* Start Extracted information *

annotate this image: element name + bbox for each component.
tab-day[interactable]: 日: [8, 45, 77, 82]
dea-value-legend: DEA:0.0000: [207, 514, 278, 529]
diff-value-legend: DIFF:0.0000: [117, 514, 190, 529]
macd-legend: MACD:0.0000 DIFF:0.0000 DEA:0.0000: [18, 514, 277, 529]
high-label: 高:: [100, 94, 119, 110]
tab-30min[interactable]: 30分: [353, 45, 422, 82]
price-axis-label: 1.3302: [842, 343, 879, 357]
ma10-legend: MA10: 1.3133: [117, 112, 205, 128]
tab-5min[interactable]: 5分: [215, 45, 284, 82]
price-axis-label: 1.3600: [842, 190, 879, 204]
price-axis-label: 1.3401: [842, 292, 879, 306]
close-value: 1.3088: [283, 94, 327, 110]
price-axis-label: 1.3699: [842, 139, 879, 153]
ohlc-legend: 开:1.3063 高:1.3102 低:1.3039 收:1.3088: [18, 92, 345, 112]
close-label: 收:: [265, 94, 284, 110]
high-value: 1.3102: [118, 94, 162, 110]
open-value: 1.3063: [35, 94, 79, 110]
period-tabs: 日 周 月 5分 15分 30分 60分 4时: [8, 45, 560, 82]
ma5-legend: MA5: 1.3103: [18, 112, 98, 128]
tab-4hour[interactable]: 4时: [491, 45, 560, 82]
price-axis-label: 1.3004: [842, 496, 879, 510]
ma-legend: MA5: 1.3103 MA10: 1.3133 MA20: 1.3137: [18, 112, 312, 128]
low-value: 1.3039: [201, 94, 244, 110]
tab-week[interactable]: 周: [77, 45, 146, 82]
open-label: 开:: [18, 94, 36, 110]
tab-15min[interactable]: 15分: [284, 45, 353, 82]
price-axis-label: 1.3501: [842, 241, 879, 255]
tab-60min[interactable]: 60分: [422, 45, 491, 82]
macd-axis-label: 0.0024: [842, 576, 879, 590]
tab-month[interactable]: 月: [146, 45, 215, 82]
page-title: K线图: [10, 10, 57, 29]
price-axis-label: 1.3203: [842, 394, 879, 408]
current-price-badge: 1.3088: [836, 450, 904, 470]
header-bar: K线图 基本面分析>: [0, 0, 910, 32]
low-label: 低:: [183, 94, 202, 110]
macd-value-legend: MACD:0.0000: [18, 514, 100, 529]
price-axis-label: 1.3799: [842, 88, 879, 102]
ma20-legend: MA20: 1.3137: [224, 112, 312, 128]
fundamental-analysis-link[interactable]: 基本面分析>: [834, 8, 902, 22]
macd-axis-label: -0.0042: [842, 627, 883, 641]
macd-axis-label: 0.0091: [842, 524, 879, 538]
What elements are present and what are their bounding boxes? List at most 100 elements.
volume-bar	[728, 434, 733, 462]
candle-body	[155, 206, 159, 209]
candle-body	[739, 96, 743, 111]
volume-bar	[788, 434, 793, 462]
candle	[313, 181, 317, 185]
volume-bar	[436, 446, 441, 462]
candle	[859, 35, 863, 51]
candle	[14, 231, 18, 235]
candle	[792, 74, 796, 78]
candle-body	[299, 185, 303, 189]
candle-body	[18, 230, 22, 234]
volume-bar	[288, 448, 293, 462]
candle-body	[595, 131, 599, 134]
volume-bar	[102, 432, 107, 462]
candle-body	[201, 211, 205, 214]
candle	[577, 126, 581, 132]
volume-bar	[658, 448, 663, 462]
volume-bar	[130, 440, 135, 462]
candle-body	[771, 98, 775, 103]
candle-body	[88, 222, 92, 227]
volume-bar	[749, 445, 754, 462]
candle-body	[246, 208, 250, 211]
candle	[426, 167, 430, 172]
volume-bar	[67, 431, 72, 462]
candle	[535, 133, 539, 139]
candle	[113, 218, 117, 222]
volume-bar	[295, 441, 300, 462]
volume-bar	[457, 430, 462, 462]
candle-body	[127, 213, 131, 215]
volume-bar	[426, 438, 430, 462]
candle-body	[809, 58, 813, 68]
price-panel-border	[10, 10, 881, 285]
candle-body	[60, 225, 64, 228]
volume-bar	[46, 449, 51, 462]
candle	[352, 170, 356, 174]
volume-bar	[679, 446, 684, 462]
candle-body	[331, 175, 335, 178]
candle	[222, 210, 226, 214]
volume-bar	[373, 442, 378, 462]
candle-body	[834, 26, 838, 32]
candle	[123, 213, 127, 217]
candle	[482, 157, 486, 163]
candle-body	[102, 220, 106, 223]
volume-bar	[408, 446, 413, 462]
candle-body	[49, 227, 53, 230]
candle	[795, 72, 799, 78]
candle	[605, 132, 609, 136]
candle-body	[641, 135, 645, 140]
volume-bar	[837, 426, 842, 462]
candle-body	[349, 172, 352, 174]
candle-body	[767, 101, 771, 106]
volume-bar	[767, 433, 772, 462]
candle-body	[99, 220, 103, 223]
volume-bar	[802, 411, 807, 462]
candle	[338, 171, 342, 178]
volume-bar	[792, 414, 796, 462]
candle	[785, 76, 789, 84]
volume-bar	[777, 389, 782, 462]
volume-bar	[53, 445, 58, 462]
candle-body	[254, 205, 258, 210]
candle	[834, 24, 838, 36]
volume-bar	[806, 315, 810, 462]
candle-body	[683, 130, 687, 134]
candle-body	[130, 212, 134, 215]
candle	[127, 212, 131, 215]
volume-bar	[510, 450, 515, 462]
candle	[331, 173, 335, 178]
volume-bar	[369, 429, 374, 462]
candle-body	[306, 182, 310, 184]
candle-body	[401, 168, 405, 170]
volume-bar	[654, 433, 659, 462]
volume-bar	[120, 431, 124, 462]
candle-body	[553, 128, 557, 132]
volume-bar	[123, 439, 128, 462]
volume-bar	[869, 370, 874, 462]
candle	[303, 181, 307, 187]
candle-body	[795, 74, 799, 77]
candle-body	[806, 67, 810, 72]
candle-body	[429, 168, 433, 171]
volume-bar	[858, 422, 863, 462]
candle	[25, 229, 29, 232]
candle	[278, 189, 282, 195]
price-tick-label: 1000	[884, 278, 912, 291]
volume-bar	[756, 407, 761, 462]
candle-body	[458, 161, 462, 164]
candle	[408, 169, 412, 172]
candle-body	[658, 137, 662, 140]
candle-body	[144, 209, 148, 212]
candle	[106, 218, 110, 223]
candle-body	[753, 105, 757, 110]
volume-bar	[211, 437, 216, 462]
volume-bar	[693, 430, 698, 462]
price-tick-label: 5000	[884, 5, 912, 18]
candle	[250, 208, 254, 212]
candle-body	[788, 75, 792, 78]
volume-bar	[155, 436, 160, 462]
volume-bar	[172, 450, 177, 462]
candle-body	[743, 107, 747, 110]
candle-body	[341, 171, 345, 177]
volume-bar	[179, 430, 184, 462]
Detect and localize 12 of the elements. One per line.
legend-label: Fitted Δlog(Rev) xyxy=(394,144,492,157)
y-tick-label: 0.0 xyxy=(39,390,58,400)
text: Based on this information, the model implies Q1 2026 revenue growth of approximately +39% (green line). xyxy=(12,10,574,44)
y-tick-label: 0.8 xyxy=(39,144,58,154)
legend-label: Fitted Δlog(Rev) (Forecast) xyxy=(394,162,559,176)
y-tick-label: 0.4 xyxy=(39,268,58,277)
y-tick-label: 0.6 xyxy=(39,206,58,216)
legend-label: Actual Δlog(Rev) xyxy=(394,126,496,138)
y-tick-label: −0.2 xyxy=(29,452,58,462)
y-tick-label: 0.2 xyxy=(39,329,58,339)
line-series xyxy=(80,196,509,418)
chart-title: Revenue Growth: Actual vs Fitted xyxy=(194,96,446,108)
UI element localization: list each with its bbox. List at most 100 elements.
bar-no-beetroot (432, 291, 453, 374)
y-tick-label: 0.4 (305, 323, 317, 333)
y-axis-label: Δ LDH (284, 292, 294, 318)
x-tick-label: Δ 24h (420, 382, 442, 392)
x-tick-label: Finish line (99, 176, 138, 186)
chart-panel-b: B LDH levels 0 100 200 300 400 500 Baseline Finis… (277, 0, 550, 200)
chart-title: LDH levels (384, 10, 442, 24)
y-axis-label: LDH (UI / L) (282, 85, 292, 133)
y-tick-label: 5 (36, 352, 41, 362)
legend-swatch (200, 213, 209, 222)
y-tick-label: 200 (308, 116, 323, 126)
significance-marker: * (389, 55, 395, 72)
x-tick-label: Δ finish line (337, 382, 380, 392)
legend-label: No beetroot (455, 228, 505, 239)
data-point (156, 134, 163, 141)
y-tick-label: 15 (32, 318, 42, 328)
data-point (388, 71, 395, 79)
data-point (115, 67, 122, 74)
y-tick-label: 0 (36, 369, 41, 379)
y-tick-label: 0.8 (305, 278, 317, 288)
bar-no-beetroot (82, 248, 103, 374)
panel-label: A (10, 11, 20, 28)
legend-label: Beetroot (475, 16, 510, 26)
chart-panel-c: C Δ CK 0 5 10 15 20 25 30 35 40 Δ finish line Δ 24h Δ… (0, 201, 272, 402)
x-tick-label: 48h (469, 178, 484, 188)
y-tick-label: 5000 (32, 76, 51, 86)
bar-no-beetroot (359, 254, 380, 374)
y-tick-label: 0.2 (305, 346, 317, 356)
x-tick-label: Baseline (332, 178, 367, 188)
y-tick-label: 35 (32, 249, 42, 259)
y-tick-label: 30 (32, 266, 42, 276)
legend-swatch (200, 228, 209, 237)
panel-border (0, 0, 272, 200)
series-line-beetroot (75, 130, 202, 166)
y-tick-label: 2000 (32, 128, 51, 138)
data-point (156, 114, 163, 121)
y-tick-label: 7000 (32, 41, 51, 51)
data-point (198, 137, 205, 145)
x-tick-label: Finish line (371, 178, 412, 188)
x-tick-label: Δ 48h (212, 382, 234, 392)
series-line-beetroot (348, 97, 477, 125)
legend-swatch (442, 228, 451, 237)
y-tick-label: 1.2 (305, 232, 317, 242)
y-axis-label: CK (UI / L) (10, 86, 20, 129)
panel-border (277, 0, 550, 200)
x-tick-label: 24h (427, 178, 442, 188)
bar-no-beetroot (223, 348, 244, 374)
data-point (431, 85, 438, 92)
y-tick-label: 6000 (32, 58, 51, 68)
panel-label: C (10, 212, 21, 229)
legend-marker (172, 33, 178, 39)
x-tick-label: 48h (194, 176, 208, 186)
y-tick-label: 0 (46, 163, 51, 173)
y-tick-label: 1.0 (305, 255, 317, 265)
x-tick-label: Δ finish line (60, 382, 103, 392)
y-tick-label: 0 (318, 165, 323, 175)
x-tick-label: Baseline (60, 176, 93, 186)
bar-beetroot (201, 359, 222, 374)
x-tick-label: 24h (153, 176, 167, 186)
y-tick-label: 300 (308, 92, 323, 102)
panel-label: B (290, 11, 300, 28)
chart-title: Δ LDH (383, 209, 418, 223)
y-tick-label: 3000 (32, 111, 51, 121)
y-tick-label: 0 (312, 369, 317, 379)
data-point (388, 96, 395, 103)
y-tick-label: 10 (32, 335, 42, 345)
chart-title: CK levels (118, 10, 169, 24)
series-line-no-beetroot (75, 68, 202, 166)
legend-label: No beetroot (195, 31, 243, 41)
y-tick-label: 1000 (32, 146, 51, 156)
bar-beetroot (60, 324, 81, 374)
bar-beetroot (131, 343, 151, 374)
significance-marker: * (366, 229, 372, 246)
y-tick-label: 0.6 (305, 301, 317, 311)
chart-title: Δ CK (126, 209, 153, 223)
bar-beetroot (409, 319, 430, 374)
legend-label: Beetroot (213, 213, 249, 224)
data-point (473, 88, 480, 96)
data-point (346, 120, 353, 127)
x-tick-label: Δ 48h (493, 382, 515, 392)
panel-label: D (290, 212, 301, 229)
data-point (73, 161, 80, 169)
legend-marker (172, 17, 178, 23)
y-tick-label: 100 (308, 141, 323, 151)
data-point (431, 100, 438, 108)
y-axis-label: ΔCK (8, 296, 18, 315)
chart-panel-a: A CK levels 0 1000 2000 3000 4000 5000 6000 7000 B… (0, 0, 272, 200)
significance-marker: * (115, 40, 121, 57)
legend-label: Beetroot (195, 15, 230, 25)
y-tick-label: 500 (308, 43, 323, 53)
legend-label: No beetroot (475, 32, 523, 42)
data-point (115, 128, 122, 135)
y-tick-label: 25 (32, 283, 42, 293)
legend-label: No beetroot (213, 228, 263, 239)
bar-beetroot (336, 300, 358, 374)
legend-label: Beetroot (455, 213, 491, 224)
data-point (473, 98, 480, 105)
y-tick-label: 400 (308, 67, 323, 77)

* End Extracted information *

#### [Exercise objective]
Could you arrange the records from their first line through the line containing "low-label: 低:: [183, 94, 202, 110]", both ends included, as a Markdown table with the columns Row and Line? Leave out any blank lines.

#### [Task response]
| Row | Line |
|---|---|
| 1 | annotate this image: element name + bbox for each component. |
| 2 | tab-day[interactable]: 日: [8, 45, 77, 82] |
| 3 | dea-value-legend: DEA:0.0000: [207, 514, 278, 529] |
| 4 | diff-value-legend: DIFF:0.0000: [117, 514, 190, 529] |
| 5 | macd-legend: MACD:0.0000 DIFF:0.0000 DEA:0.0000: [18, 514, 277, 529] |
| 6 | high-label: 高:: [100, 94, 119, 110] |
| 7 | tab-30min[interactable]: 30分: [353, 45, 422, 82] |
| 8 | price-axis-label: 1.3302: [842, 343, 879, 357] |
| 9 | ma10-legend: MA10: 1.3133: [117, 112, 205, 128] |
| 10 | tab-5min[interactable]: 5分: [215, 45, 284, 82] |
| 11 | price-axis-label: 1.3600: [842, 190, 879, 204] |
| 12 | price-axis-label: 1.3401: [842, 292, 879, 306] |
| 13 | close-value: 1.3088: [283, 94, 327, 110] |
| 14 | price-axis-label: 1.3699: [842, 139, 879, 153] |
| 15 | ohlc-legend: 开:1.3063 高:1.3102 低:1.3039 收:1.3088: [18, 92, 345, 112] |
| 16 | close-label: 收:: [265, 94, 284, 110] |
| 17 | high-value: 1.3102: [118, 94, 162, 110] |
| 18 | open-value: 1.3063: [35, 94, 79, 110] |
| 19 | period-tabs: 日 周 月 5分 15分 30分 60分 4时: [8, 45, 560, 82] |
| 20 | ma5-legend: MA5: 1.3103: [18, 112, 98, 128] |
| 21 | tab-4hour[interactable]: 4时: [491, 45, 560, 82] |
| 22 | price-axis-label: 1.3004: [842, 496, 879, 510] |
| 23 | ma-legend: MA5: 1.3103 MA10: 1.3133 MA20: 1.3137: [18, 112, 312, 128] |
| 24 | low-value: 1.3039: [201, 94, 244, 110] |
| 25 | tab-week[interactable]: 周: [77, 45, 146, 82] |
| 26 | open-label: 开:: [18, 94, 36, 110] |
| 27 | tab-15min[interactable]: 15分: [284, 45, 353, 82] |
| 28 | price-axis-label: 1.3501: [842, 241, 879, 255] |
| 29 | tab-60min[interactable]: 60分: [422, 45, 491, 82] |
| 30 | macd-axis-label: 0.0024: [842, 576, 879, 590] |
| 31 | tab-month[interactable]: 月: [146, 45, 215, 82] |
| 32 | page-title: K线图: [10, 10, 57, 29] |
| 33 | price-axis-label: 1.3203: [842, 394, 879, 408] |
| 34 | current-price-badge: 1.3088: [836, 450, 904, 470] |
| 35 | header-bar: K线图 基本面分析>: [0, 0, 910, 32] |
| 36 | low-label: 低:: [183, 94, 202, 110] |